> **WORK INSTRUCTION**
Take every line from the listing below that includes "sequence" and copy it.

◆ ◆ ◆

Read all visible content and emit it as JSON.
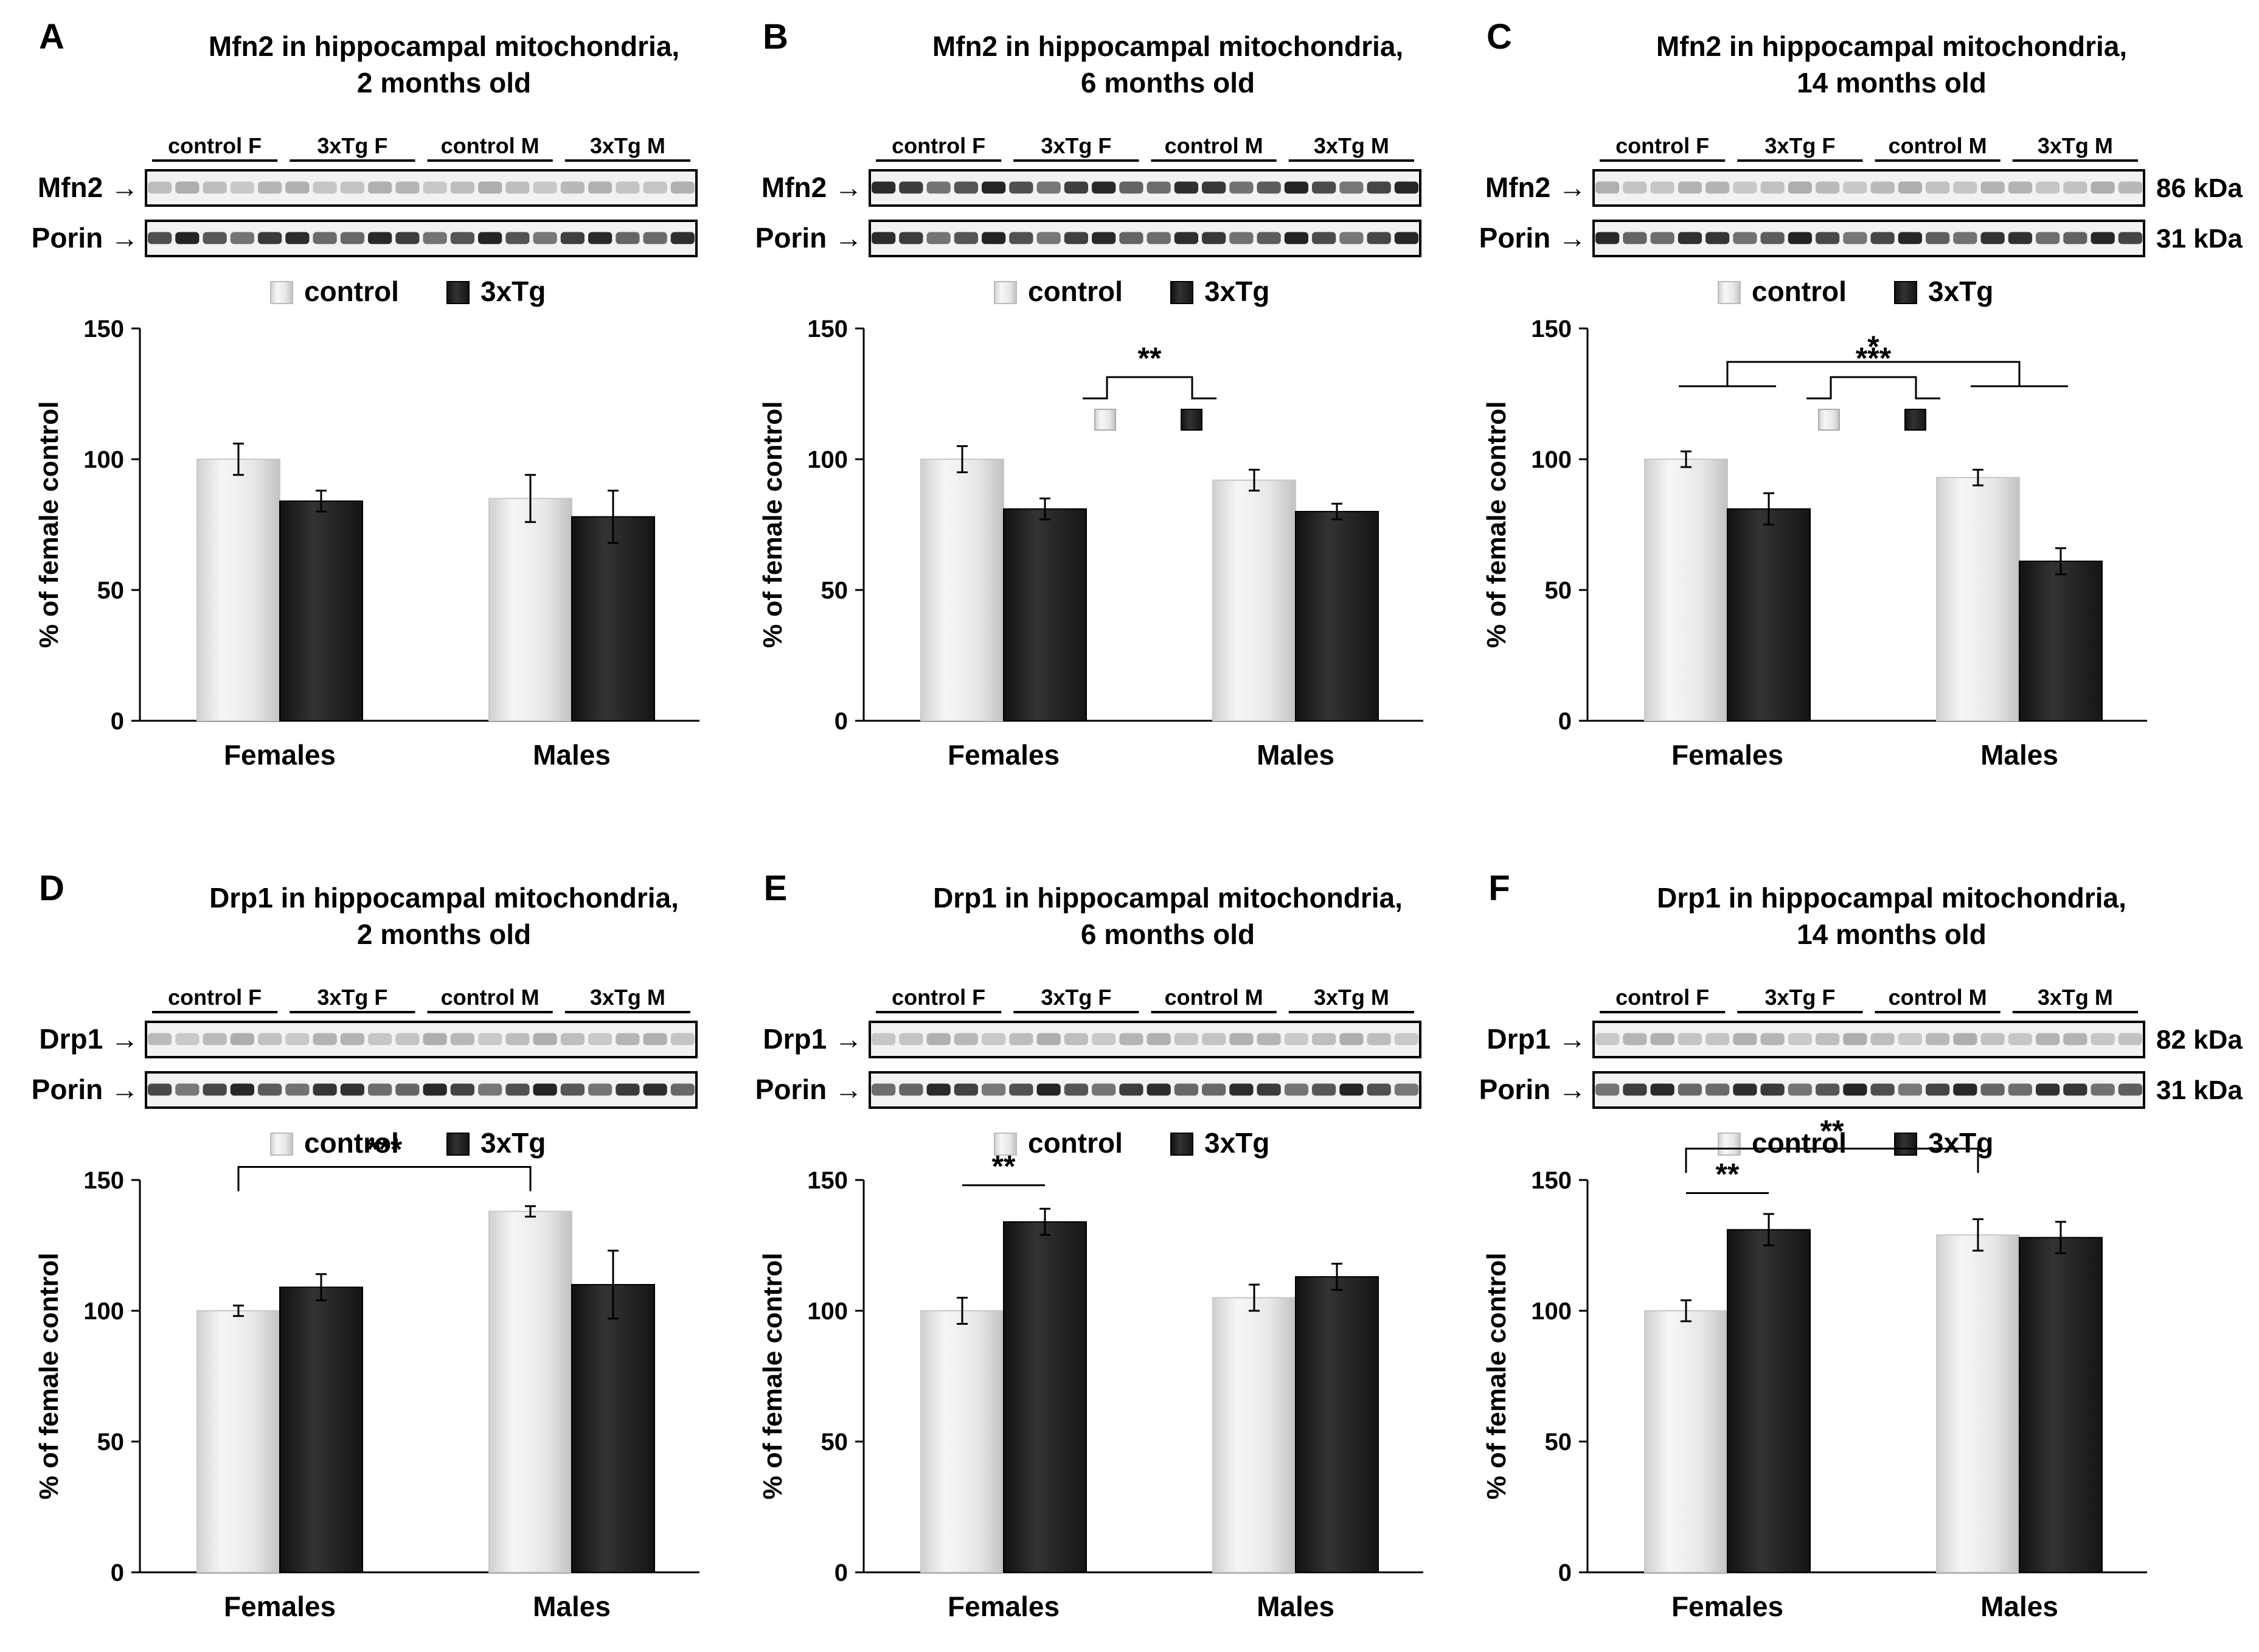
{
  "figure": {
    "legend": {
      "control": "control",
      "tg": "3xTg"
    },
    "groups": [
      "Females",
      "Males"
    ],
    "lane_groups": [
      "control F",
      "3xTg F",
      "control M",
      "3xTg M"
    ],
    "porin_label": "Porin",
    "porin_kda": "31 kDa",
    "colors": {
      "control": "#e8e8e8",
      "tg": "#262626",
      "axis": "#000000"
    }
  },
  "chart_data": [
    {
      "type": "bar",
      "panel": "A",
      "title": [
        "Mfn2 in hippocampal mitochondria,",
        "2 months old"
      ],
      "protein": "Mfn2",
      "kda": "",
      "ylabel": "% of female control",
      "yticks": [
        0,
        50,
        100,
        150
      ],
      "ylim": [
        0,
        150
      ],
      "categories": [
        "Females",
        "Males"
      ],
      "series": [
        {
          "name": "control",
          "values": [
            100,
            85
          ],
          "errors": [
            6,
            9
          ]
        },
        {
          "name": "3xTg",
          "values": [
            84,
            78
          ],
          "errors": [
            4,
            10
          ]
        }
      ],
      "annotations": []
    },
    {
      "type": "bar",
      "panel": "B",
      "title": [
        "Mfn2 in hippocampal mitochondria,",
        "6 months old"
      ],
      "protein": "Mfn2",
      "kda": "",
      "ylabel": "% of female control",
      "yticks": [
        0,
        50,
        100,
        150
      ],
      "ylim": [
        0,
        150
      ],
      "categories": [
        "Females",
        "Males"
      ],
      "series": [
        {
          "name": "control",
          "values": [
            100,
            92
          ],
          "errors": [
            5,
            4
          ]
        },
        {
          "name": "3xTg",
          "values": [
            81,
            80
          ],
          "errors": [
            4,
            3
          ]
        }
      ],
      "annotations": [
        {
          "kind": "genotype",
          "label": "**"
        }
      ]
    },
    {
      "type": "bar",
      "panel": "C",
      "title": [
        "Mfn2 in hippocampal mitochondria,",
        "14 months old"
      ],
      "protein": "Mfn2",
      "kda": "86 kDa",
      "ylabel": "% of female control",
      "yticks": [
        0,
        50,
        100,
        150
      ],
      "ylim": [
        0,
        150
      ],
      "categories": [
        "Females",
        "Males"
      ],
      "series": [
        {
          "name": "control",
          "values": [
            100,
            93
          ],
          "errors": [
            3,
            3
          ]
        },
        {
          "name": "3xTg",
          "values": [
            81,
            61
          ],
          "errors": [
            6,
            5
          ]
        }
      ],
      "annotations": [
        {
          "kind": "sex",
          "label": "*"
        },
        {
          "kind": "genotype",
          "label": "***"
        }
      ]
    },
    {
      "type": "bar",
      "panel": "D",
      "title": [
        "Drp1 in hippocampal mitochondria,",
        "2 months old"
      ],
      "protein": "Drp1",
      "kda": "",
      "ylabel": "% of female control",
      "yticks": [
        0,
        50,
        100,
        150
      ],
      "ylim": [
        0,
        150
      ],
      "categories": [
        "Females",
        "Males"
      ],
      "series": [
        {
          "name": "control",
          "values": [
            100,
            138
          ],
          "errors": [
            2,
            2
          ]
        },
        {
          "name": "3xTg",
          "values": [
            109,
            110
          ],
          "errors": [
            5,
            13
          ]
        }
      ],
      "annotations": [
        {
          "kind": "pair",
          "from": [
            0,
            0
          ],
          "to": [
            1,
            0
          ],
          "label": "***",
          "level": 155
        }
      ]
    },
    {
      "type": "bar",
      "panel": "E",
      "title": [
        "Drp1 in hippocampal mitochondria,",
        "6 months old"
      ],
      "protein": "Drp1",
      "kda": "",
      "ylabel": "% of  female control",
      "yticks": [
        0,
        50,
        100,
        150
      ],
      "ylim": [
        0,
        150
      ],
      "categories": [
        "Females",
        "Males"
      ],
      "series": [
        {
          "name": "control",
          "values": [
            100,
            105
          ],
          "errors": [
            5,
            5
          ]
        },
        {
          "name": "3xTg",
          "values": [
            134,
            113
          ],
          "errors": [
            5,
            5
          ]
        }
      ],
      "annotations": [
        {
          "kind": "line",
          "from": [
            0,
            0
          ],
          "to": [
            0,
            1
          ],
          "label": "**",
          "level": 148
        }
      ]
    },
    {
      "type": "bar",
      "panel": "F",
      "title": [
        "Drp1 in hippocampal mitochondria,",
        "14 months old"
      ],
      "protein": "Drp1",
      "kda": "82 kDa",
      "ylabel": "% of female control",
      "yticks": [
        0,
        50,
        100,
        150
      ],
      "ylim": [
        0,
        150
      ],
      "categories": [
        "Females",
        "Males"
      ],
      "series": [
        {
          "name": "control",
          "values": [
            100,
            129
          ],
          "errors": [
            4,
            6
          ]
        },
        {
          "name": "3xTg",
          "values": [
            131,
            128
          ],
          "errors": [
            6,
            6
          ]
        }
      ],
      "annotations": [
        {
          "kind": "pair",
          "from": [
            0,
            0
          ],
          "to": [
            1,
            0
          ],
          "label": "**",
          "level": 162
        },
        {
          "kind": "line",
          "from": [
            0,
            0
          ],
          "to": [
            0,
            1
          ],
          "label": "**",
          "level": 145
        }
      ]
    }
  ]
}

◆ ◆ ◆

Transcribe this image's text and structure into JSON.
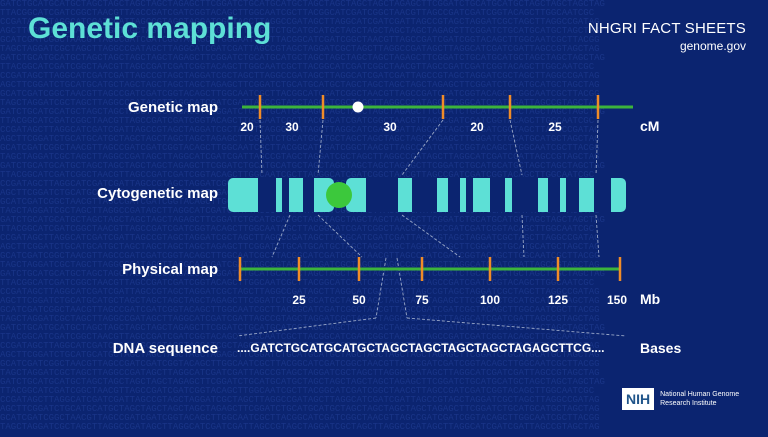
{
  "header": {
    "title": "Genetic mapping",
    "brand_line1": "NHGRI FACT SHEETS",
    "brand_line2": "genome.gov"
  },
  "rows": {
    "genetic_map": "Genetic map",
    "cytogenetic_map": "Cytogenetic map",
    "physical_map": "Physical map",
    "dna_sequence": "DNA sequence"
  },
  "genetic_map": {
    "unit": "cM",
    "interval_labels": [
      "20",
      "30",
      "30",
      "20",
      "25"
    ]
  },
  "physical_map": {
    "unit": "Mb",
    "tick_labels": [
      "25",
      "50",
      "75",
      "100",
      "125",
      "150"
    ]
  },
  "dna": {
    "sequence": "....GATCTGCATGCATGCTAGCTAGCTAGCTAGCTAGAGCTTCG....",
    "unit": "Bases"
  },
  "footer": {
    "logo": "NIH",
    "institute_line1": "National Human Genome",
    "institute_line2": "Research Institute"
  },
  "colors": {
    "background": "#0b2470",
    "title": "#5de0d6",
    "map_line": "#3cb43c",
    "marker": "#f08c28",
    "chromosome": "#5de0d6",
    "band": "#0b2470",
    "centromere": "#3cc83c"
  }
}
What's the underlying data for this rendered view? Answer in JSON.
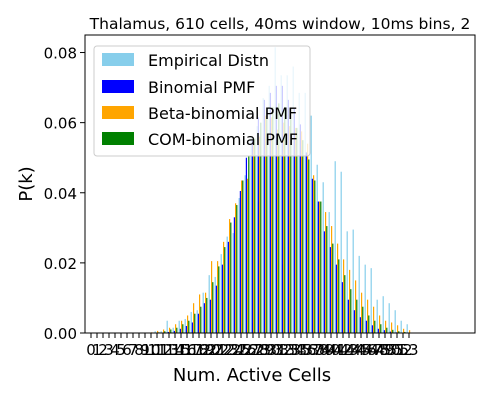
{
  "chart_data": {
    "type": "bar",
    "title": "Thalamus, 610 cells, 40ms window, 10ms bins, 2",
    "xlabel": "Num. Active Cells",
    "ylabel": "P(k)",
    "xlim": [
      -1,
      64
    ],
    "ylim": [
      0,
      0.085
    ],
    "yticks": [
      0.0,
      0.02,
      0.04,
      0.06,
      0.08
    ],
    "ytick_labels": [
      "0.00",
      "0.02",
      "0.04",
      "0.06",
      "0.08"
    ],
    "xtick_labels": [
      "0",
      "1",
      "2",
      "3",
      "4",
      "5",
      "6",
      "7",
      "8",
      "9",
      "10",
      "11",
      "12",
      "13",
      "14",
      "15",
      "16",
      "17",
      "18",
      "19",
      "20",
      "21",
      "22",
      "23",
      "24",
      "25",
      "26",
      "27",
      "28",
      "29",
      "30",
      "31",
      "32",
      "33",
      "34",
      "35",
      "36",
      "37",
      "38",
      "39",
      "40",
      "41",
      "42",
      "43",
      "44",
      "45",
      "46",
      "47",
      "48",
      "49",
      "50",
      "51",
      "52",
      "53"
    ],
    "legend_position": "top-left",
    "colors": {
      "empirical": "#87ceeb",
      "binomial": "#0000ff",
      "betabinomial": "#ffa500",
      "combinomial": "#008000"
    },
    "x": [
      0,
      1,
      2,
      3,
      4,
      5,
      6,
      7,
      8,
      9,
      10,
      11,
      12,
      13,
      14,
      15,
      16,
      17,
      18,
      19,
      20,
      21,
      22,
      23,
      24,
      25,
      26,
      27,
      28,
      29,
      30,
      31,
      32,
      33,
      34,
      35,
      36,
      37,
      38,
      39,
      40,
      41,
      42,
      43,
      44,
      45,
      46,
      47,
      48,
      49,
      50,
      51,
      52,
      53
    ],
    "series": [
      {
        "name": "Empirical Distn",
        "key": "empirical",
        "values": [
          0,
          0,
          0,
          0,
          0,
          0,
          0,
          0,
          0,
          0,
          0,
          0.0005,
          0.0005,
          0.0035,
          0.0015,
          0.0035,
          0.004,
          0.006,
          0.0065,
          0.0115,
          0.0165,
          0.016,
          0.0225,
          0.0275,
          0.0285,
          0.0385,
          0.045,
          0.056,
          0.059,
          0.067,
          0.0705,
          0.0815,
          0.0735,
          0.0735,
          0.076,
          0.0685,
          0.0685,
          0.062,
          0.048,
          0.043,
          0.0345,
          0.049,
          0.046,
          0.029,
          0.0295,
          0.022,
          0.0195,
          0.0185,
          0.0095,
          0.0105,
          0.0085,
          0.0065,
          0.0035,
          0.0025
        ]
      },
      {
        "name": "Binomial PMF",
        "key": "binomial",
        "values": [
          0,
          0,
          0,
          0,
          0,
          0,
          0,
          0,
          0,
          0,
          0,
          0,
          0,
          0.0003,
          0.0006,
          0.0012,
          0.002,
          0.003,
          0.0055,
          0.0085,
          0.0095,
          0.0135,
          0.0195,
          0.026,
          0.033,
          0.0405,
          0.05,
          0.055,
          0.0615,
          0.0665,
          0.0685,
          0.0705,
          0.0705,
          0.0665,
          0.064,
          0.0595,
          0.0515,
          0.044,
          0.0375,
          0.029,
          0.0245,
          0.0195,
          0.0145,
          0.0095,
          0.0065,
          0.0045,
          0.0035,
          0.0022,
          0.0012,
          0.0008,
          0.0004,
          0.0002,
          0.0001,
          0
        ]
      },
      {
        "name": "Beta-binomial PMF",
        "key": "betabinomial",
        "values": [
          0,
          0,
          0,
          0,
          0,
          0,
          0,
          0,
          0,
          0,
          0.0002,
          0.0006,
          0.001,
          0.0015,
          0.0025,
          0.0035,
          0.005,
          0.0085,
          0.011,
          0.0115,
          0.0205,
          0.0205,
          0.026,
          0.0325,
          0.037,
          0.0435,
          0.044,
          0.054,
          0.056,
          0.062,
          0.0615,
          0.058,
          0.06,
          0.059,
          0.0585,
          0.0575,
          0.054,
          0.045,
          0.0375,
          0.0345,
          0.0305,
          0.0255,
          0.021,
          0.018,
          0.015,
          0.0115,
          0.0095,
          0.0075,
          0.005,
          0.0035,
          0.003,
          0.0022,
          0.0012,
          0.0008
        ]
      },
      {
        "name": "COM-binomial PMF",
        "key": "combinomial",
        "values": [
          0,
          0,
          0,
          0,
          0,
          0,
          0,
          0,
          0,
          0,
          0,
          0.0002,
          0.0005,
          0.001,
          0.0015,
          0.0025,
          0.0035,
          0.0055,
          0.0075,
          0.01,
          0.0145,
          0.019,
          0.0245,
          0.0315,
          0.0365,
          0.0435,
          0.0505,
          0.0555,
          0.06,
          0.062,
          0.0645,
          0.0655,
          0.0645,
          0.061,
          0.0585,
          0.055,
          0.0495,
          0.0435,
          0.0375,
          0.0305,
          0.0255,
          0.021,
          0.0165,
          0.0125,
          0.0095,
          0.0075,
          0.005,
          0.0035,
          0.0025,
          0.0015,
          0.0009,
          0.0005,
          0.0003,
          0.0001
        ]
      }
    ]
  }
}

◆ ◆ ◆

> **REPLY**
    "dna_sequence": "DNA sequence"
    "sequence": "....GATCTGCATGCATGCTAGCTAGCTAGCTAGCTAGAGCTTCG....",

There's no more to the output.